Pictures within the data are to be left out; everything else must be reproduced exactly.

*DATA FOR PROCESSING*
----

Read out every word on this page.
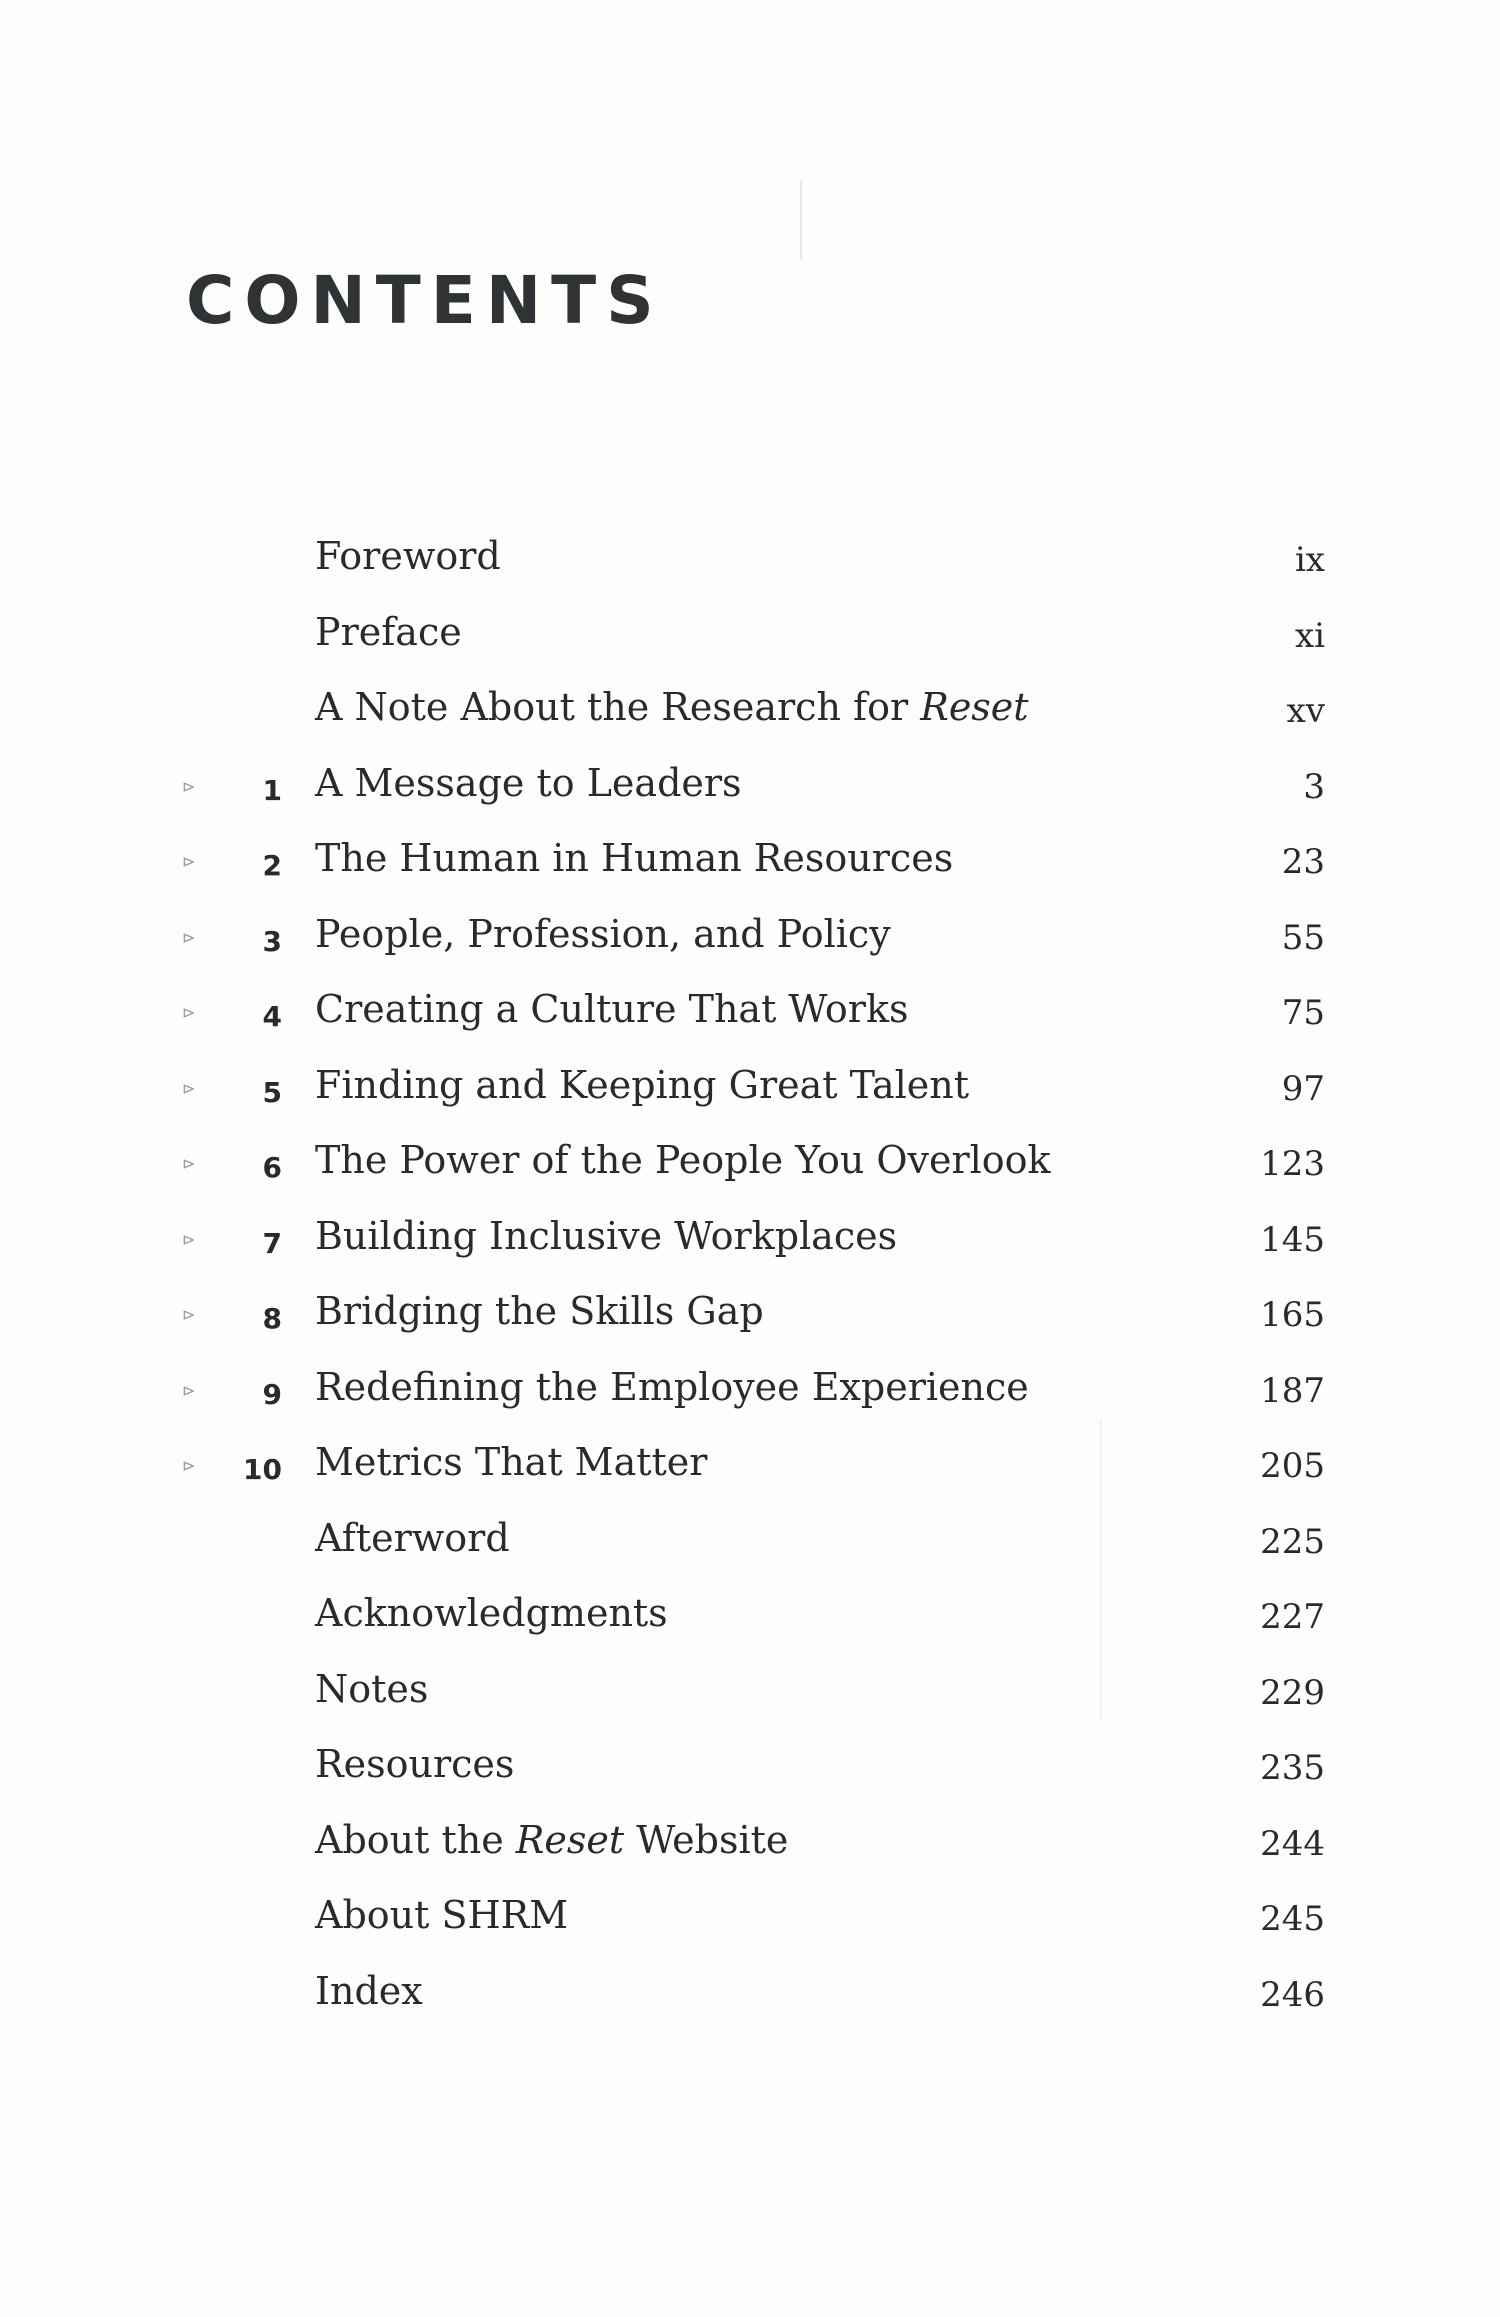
CONTENTS
Foreword	ix
Preface	xi
A Note About the Research for Reset	xv
⊳ 1 A Message to Leaders	3
⊳ 2 The Human in Human Resources	23
⊳ 3 People, Profession, and Policy	55
⊳ 4 Creating a Culture That Works	75
⊳ 5 Finding and Keeping Great Talent	97
⊳ 6 The Power of the People You Overlook	123
⊳ 7 Building Inclusive Workplaces	145
⊳ 8 Bridging the Skills Gap	165
⊳ 9 Redefining the Employee Experience	187
⊳ 10 Metrics That Matter	205
Afterword	225
Acknowledgments	227
Notes	229
Resources	235
About the Reset Website	244
About SHRM	245
Index	246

----

*ANSWER TO THE EXERCISE*
Read out every word on this page.
CONTENTS
Foreword	ix
Preface	xi
A Note About the Research for Reset	xv
⊳ 1 A Message to Leaders	3
⊳ 2 The Human in Human Resources	23
⊳ 3 People, Profession, and Policy	55
⊳ 4 Creating a Culture That Works	75
⊳ 5 Finding and Keeping Great Talent	97
⊳ 6 The Power of the People You Overlook	123
⊳ 7 Building Inclusive Workplaces	145
⊳ 8 Bridging the Skills Gap	165
⊳ 9 Redefining the Employee Experience	187
⊳ 10 Metrics That Matter	205
Afterword	225
Acknowledgments	227
Notes	229
Resources	235
About the Reset Website	244
About SHRM	245
Index	246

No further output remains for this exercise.